Perhaps, Karna too knew about Kunti’s ‘affair’ and her ‘lost child,’ though he could not be certain whether it was himself, until Krishna confirmed his idea! That is why when Krishna tells him that he was indeed Kunti’s son, Karna replied (SECTION CXLI of UDYOGA PARVA) –“ 'Without doubt, O Kesava, thou hast said these words from thy love, affection, and friendship for me, as also in consequence of thy desire of doing me good, O thou of Vrishni's race. I know all that thou hast said unto me. Morally, I am the son of Pandu, as also in consequence of the injunctions of the scriptures, as thou, O Krishna, thinkest. My mother, while a maiden, bore me in her womb, O Janardana, through her connection with Surya. And at the command of Surya himself, she abandoned me as soon as I was born. “
Karna’s version of the story throws a new light to what we knew so far! Karna is confident of his version that Kunti abandoned him at the command of Surya himself! So, had Karna been misbehaving with the Pandavas so long only to force Kunti to come out with the Truth?

WHAT IS NEEDED: Reproduce the passage about Karna and Kunti verbatim, from start to finish. The data that comes next was drawn from a separate source.

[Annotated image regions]
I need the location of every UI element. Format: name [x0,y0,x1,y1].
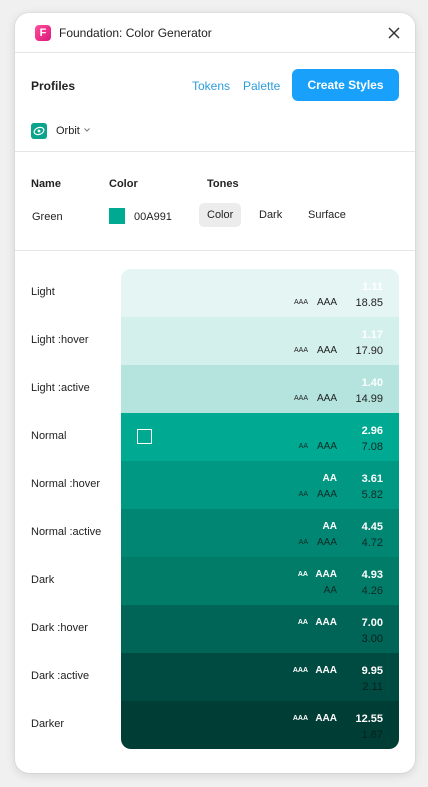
contrast-ratio-dark: 2.11 [362,681,383,693]
tone-row[interactable]: 12.55 1.67 AAA AAA [121,701,399,749]
color-hex-value[interactable]: 00A991 [134,211,172,223]
tone-label: Light [31,286,55,298]
wcag-badge-dark: AAA [316,297,337,308]
contrast-ratio-dark: 17.90 [355,345,383,357]
contrast-ratio-white: 1.11 [362,281,383,293]
tone-row[interactable]: 9.95 2.11 AAA AAA [121,653,399,701]
contrast-ratio-dark: 5.82 [361,489,383,501]
color-table: Name Color Tones Green 00A991 Color Dark… [15,152,415,251]
color-column-header: Color [109,178,138,190]
wcag-badge-white: AA [322,473,337,484]
contrast-ratio-white: 1.17 [361,329,383,341]
contrast-ratio-dark: 18.85 [355,297,383,309]
tones-card: 1.11 18.85 AAA AAA 1.17 17.90 AAA AAA 1.40 14.99 A… [121,269,399,749]
app-title: Foundation: Color Generator [59,26,212,40]
tab-dark[interactable]: Dark [251,203,290,227]
wcag-small-badge-white: AA [297,619,308,626]
tab-surface[interactable]: Surface [300,203,354,227]
app-logo-icon: F [35,25,51,41]
tokens-button[interactable]: Tokens [192,79,230,93]
tone-label: Dark :active [31,670,90,682]
title-bar: F Foundation: Color Generator [15,13,415,53]
create-styles-button[interactable]: Create Styles [292,69,399,101]
wcag-badge-dark: AAA [316,393,337,404]
wcag-badge-white: AAA [315,569,337,580]
palette-button[interactable]: Palette [243,79,280,93]
color-swatch[interactable] [109,208,125,224]
wcag-small-badge-white: AA [297,571,308,578]
profile-select[interactable]: Orbit [56,125,80,137]
base-color-marker [137,429,152,444]
wcag-small-badge-dark: AAA [293,299,308,306]
tone-label: Normal :hover [31,478,101,490]
color-name[interactable]: Green [32,211,63,223]
contrast-ratio-white: 7.00 [361,617,383,629]
tones-section: Light Light :hover Light :active Normal Norm… [15,251,415,773]
close-icon[interactable] [385,24,403,42]
wcag-badge-dark: AAA [316,537,337,548]
tone-label: Light :active [31,382,90,394]
wcag-small-badge-dark: AAA [293,395,308,402]
wcag-small-badge-dark: AAA [293,347,308,354]
tone-row[interactable]: 2.96 7.08 AAA AA [121,413,399,461]
tone-row[interactable]: 3.61 5.82 AA AAA AA [121,461,399,509]
tone-label: Dark :hover [31,622,88,634]
name-column-header: Name [31,178,61,190]
wcag-badge-white: AAA [315,713,337,724]
chevron-down-icon[interactable] [83,126,91,134]
tone-label: Normal [31,430,67,442]
tone-label: Normal :active [31,526,102,538]
wcag-badge-dark: AAA [316,441,337,452]
wcag-badge-white: AAA [315,617,337,628]
tone-row[interactable]: 1.17 17.90 AAA AAA [121,317,399,365]
contrast-ratio-white: 4.93 [361,569,383,581]
tone-label: Darker [31,718,65,730]
tone-label: Light :hover [31,334,89,346]
profiles-section: Profiles Tokens Palette Create Styles Or… [15,53,415,152]
contrast-ratio-white: 9.95 [361,665,383,677]
wcag-badge-white: AAA [315,665,337,676]
profiles-heading: Profiles [31,79,76,93]
contrast-ratio-white: 2.96 [361,425,383,437]
tone-label: Dark [31,574,55,586]
wcag-badge-dark: AAA [316,489,337,500]
contrast-ratio-dark: 14.99 [355,393,383,405]
wcag-small-badge-white: AAA [292,715,308,722]
contrast-ratio-white: 4.45 [361,521,383,533]
wcag-small-badge-dark: AA [298,443,308,450]
wcag-small-badge-dark: AA [298,491,308,498]
tone-row[interactable]: 4.93 4.26 AAA AA AA [121,557,399,605]
contrast-ratio-white: 1.40 [361,377,383,389]
contrast-ratio-dark: 1.67 [361,729,383,741]
tab-color[interactable]: Color [199,203,242,227]
tones-column-header: Tones [207,178,239,190]
contrast-ratio-white: 3.61 [361,473,383,485]
contrast-ratio-dark: 7.08 [361,441,383,453]
wcag-badge-white: AA [322,521,337,532]
tone-row[interactable]: 1.11 18.85 AAA AAA [121,269,399,317]
contrast-ratio-white: 12.55 [355,713,383,725]
contrast-ratio-dark: 3.00 [361,633,383,645]
contrast-ratio-dark: 4.26 [361,585,383,597]
wcag-small-badge-dark: AA [298,539,308,546]
wcag-badge-dark: AAA [316,345,337,356]
tone-row[interactable]: 7.00 3.00 AAA AA [121,605,399,653]
orbit-logo-icon [31,123,47,139]
wcag-badge-dark: AA [323,585,337,596]
tone-row[interactable]: 4.45 4.72 AA AAA AA [121,509,399,557]
contrast-ratio-dark: 4.72 [361,537,383,549]
tone-row[interactable]: 1.40 14.99 AAA AAA [121,365,399,413]
wcag-small-badge-white: AAA [292,667,308,674]
plugin-window: F Foundation: Color Generator Profiles T… [15,13,415,773]
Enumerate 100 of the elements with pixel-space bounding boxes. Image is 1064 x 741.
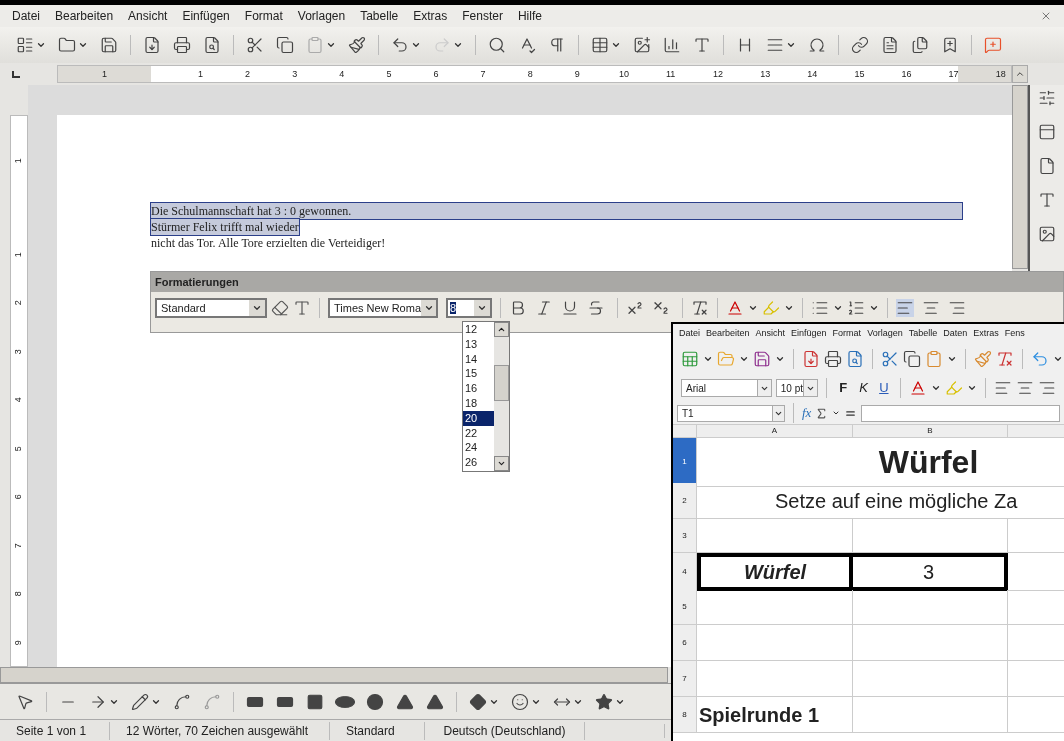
pilcrow-icon[interactable] [548,36,566,54]
copy-icon[interactable] [276,36,294,54]
name-box[interactable]: T1 [677,404,785,422]
search-icon[interactable] [488,36,506,54]
font-size-option[interactable]: 24 [463,440,494,456]
properties-icon[interactable] [1038,123,1056,141]
font-select[interactable]: Arial [681,379,772,397]
paragraph-style-select[interactable]: Standard [155,298,267,318]
styles-icon[interactable] [1038,191,1056,209]
row-header[interactable]: 5 [673,590,697,625]
link-icon[interactable] [851,36,869,54]
menu-item[interactable]: Ansicht [128,7,168,25]
font-size-option[interactable]: 14 [463,351,494,367]
scrollbar-thumb[interactable] [494,365,509,401]
style-icon[interactable] [293,299,311,317]
menu-item[interactable]: Einfügen [791,327,827,341]
footnote-icon[interactable] [881,36,899,54]
bookmark-icon[interactable] [941,36,959,54]
caret-icon[interactable] [775,354,785,364]
menu-item[interactable]: Format [244,7,283,25]
right-triangle-icon[interactable] [426,692,444,711]
menu-item[interactable]: Fens [1004,327,1025,341]
row-header[interactable]: 7 [673,661,697,697]
copy-icon[interactable] [903,350,921,368]
new-document-icon[interactable] [16,36,34,54]
endnote-icon[interactable] [911,36,929,54]
pointer-icon[interactable] [16,692,34,711]
format-toggle[interactable]: U [875,378,892,398]
comment-icon[interactable] [984,36,1002,54]
strikethrough-icon[interactable] [587,299,605,317]
font-size-select[interactable]: 10 pt [775,379,819,397]
font-color-icon[interactable] [909,379,927,397]
function-wizard-label[interactable]: fx [802,403,812,423]
diamond-icon[interactable] [469,692,487,711]
tab-stop-icon[interactable] [12,70,20,78]
caret-icon[interactable] [36,40,46,50]
gallery-icon[interactable] [1038,225,1056,243]
text-box-icon[interactable] [693,36,711,54]
triangle-icon[interactable] [396,692,414,711]
column-header[interactable]: B [853,425,1008,437]
row-header[interactable]: 3 [673,519,697,553]
chart-icon[interactable] [663,36,681,54]
clear-style-icon[interactable] [271,299,289,317]
menu-item[interactable]: Tabelle [908,327,938,341]
caret-icon[interactable] [1053,354,1063,364]
align-center-icon[interactable] [922,299,940,317]
caret-icon[interactable] [424,303,434,313]
font-size-option[interactable]: 15 [463,366,494,382]
caret-icon[interactable] [947,354,957,364]
save-icon[interactable] [100,36,118,54]
formula-input[interactable] [861,404,1060,422]
menu-item[interactable]: Einfügen [182,7,230,25]
caret-icon[interactable] [453,40,463,50]
caret-icon[interactable] [252,303,262,313]
menu-item[interactable]: Hilfe [517,7,542,25]
field-icon[interactable] [766,36,784,54]
align-right-icon[interactable] [1038,379,1056,397]
caret-icon[interactable] [411,40,421,50]
align-left-icon[interactable] [896,299,914,317]
superscript-icon[interactable] [626,299,644,317]
menu-item[interactable]: Bearbeiten [55,7,114,25]
bullet-list-icon[interactable] [811,299,829,317]
menu-item[interactable]: Datei [679,327,700,341]
font-size-option[interactable]: 20 [463,410,494,426]
caret-icon[interactable] [832,409,841,417]
printer-icon[interactable] [824,350,842,368]
print-preview-icon[interactable] [846,350,864,368]
menu-item[interactable]: Vorlagen [867,327,903,341]
caret-icon[interactable] [748,303,758,313]
omega-icon[interactable] [808,36,826,54]
menu-item[interactable]: Extras [973,327,999,341]
vertical-scrollbar[interactable] [1012,85,1028,269]
caret-icon[interactable] [869,303,879,313]
caret-icon[interactable] [477,303,487,313]
format-toggle[interactable]: K [855,378,872,398]
close-icon[interactable] [1040,10,1052,22]
font-size-list[interactable]: 12 13 14 15 16 18 20 22 24 26 [462,321,510,472]
font-size-select[interactable]: 8 [446,298,492,318]
scroll-up-icon[interactable] [497,325,506,334]
font-size-option[interactable]: 16 [463,381,494,396]
column-header[interactable]: A [697,425,853,437]
horizontal-scrollbar[interactable] [0,667,668,683]
printer-icon[interactable] [173,36,191,54]
caret-icon[interactable] [78,40,88,50]
image-icon[interactable] [633,36,651,54]
sliders-icon[interactable] [1038,89,1056,107]
square-icon[interactable] [306,692,324,711]
clear-formatting-icon[interactable] [691,299,709,317]
row-header[interactable]: 8 [673,697,697,733]
smiley-icon[interactable] [511,692,529,711]
horizontal-ruler[interactable]: 1 1 2 3 4 5 6 7 8 9 10 11 12 13 14 15 16 17 18 [57,65,1012,83]
font-size-option[interactable]: 13 [463,336,494,352]
save-icon[interactable] [753,350,771,368]
subscript-icon[interactable] [652,299,670,317]
caret-icon[interactable] [326,40,336,50]
menu-item[interactable]: Format [832,327,862,341]
italic-icon[interactable] [535,299,553,317]
menu-item[interactable]: Daten [943,327,968,341]
cut-icon[interactable] [246,36,264,54]
font-size-option[interactable]: 22 [463,425,494,441]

FINISHED EXERCISE:
Perhaps, Karna too knew about Kunti’s ‘affair’ and her ‘lost child,’ though he could not be certain whether it was himself, until Krishna confirmed his idea! That is why when Krishna tells him that he was indeed Kunti’s son, Karna replied (SECTION CXLI of UDYOGA PARVA) –“ 'Without doubt, O Kesava, thou hast said these words from thy love, affection, and friendship for me, as also in consequence of thy desire of doing me good, O thou of Vrishni's race. I know all that thou hast said unto me. Morally, I am the son of Pandu, as also in consequence of the injunctions of the scriptures, as thou, O Krishna, thinkest. My mother, while a maiden, bore me in her womb, O Janardana, through her connection with Surya. And at the command of Surya himself, she abandoned me as soon as I was born. “
Karna’s version of the story throws a new light to what we knew so far! Karna is confident of his version that Kunti abandoned him at the command of Surya himself! So, had Karna been misbehaving with the Pandavas so long only to force Kunti to come out with the Truth?